-- Material provided follows --

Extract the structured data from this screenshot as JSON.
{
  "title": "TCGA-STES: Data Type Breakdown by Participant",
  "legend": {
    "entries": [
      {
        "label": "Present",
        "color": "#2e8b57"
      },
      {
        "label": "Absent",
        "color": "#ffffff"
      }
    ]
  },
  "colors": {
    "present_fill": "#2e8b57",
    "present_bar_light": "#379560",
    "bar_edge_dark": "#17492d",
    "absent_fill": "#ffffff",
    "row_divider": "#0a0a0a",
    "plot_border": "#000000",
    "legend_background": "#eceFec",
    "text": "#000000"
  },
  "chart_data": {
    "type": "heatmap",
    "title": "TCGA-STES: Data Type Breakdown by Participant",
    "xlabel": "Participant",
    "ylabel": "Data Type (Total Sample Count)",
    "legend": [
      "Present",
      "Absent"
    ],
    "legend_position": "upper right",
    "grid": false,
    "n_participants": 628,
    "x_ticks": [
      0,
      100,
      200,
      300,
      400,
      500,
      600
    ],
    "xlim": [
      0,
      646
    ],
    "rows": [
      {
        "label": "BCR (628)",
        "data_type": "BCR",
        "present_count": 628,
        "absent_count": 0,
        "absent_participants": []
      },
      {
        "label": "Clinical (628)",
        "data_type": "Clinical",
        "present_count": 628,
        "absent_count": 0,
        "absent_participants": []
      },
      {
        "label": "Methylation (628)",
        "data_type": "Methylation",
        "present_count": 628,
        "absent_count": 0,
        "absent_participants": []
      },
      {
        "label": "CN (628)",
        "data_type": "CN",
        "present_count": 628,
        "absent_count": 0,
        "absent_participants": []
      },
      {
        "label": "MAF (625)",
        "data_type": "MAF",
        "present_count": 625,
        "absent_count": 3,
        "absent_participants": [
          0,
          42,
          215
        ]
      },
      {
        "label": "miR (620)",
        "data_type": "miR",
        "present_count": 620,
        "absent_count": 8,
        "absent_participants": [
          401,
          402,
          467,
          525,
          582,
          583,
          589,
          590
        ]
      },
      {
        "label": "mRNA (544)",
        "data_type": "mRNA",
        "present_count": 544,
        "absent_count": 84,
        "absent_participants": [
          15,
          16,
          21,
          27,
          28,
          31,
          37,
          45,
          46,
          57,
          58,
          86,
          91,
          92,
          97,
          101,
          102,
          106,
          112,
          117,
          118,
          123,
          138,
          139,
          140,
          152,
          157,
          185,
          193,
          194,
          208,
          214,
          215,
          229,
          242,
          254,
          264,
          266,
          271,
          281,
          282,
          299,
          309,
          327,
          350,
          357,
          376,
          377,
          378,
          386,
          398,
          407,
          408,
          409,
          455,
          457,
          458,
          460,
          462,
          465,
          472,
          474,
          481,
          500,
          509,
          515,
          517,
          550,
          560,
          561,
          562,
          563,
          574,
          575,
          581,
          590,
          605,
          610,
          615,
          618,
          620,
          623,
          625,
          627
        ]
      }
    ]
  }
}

-- Material provided concluded --

▸ Assignment
Review the material and copy each line in which the word "Methylation" appears.

▸ Response area
        "label": "Methylation (628)",
        "data_type": "Methylation",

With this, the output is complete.